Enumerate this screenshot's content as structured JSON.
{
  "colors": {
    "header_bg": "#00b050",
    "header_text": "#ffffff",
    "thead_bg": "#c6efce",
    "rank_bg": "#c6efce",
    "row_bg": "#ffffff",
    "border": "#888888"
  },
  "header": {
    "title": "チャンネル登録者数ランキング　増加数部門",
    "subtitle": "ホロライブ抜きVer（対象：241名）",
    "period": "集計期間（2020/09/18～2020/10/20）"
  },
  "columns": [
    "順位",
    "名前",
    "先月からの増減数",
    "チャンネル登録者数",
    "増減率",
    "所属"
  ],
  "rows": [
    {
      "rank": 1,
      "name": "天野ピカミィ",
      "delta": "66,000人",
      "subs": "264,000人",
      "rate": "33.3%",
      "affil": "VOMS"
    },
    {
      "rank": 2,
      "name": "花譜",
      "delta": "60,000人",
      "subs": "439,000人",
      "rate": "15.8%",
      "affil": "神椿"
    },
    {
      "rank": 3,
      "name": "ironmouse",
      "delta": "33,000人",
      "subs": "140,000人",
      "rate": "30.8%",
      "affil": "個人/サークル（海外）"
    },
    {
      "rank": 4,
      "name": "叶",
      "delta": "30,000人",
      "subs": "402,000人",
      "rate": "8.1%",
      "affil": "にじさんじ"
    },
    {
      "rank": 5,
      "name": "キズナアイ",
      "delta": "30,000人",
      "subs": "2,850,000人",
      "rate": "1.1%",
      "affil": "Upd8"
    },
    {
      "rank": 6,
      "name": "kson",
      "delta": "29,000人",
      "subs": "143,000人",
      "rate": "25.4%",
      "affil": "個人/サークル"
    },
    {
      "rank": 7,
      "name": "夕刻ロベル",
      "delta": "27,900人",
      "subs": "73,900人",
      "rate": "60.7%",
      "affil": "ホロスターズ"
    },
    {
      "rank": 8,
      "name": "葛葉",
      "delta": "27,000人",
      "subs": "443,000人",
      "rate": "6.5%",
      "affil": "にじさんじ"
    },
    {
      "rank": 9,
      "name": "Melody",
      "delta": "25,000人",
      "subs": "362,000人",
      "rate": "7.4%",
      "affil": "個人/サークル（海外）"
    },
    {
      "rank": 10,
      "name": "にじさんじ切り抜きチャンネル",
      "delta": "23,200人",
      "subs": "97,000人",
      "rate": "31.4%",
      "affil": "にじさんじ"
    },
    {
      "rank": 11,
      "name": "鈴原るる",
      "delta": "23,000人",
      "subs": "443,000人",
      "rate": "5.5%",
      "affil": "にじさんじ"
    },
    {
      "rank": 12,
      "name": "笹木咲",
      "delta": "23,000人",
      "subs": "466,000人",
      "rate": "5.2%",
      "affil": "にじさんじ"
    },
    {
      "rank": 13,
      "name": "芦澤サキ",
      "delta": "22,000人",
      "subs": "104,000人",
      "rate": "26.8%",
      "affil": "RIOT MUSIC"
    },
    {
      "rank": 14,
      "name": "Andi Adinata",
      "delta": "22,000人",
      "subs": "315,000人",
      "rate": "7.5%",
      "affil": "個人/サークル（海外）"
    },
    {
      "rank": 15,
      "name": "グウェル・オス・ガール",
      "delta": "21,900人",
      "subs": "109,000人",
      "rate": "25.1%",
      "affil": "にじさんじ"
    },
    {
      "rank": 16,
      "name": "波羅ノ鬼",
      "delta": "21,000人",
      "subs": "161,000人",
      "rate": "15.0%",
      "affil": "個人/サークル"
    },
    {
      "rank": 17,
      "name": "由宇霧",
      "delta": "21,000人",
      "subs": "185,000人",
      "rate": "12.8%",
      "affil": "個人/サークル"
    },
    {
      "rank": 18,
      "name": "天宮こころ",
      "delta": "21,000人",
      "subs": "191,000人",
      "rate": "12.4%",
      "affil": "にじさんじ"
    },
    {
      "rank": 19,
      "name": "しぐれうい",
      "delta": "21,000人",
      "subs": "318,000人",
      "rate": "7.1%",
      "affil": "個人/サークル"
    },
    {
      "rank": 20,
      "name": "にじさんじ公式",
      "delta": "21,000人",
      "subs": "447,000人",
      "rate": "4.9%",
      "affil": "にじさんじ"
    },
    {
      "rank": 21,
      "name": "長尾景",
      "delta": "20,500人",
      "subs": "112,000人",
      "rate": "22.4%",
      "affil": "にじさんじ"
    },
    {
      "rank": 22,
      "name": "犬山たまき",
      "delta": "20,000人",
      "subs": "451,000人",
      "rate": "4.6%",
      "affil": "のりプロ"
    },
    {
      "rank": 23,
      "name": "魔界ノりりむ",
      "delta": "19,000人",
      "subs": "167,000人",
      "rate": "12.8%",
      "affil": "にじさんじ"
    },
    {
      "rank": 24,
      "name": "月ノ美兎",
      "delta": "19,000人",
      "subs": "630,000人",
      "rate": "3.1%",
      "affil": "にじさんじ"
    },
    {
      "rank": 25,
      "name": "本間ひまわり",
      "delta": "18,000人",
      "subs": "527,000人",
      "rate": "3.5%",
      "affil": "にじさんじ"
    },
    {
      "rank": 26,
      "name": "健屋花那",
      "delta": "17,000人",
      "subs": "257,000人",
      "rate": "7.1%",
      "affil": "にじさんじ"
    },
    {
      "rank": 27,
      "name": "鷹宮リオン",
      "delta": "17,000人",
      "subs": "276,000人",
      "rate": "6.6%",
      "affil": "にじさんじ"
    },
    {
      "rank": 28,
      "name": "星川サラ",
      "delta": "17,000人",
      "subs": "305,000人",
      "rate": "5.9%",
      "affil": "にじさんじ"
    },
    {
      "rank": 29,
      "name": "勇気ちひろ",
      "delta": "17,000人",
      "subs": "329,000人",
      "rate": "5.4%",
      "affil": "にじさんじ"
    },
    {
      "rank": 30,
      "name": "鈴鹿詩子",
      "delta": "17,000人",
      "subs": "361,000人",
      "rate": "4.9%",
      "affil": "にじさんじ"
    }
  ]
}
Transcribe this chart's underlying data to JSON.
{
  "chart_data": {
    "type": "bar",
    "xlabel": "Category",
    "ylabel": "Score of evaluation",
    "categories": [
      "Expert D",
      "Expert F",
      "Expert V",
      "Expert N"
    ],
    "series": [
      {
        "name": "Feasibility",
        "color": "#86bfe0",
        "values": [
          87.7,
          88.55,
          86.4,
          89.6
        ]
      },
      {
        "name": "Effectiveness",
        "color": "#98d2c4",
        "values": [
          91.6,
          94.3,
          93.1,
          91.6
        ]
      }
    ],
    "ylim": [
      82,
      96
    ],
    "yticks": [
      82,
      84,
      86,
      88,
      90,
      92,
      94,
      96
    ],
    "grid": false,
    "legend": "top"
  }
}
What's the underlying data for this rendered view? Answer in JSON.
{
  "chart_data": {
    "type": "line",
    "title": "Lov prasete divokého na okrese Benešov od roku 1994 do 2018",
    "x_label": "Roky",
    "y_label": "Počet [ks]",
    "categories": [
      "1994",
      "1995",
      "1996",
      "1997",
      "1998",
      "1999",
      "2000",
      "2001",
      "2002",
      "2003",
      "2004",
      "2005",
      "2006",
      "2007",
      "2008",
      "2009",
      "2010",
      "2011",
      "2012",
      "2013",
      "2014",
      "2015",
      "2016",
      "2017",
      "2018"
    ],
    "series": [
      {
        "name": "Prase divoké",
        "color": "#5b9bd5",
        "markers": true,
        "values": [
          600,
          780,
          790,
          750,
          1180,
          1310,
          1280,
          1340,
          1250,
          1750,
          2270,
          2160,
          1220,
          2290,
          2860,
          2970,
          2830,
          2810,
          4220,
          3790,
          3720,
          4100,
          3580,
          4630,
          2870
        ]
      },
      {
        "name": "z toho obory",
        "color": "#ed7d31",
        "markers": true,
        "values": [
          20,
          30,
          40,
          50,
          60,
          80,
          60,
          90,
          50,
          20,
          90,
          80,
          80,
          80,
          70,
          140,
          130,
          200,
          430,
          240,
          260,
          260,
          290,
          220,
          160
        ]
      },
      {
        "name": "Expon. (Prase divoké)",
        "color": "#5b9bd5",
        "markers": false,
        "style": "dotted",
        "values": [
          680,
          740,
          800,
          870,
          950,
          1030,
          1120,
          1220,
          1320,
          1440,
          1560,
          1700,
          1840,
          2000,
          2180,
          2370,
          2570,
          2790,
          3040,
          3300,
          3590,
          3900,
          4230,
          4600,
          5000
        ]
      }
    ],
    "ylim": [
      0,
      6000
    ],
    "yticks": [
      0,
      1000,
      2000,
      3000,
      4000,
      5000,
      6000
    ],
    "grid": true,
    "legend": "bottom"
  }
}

----

_Directive_.
From the listing above, collect each line in which the string "JSON" appears.

_Response to the task_.
Enumerate this screenshot's content as structured JSON.
Transcribe this chart's underlying data to JSON.
What's the underlying data for this rendered view? Answer in JSON.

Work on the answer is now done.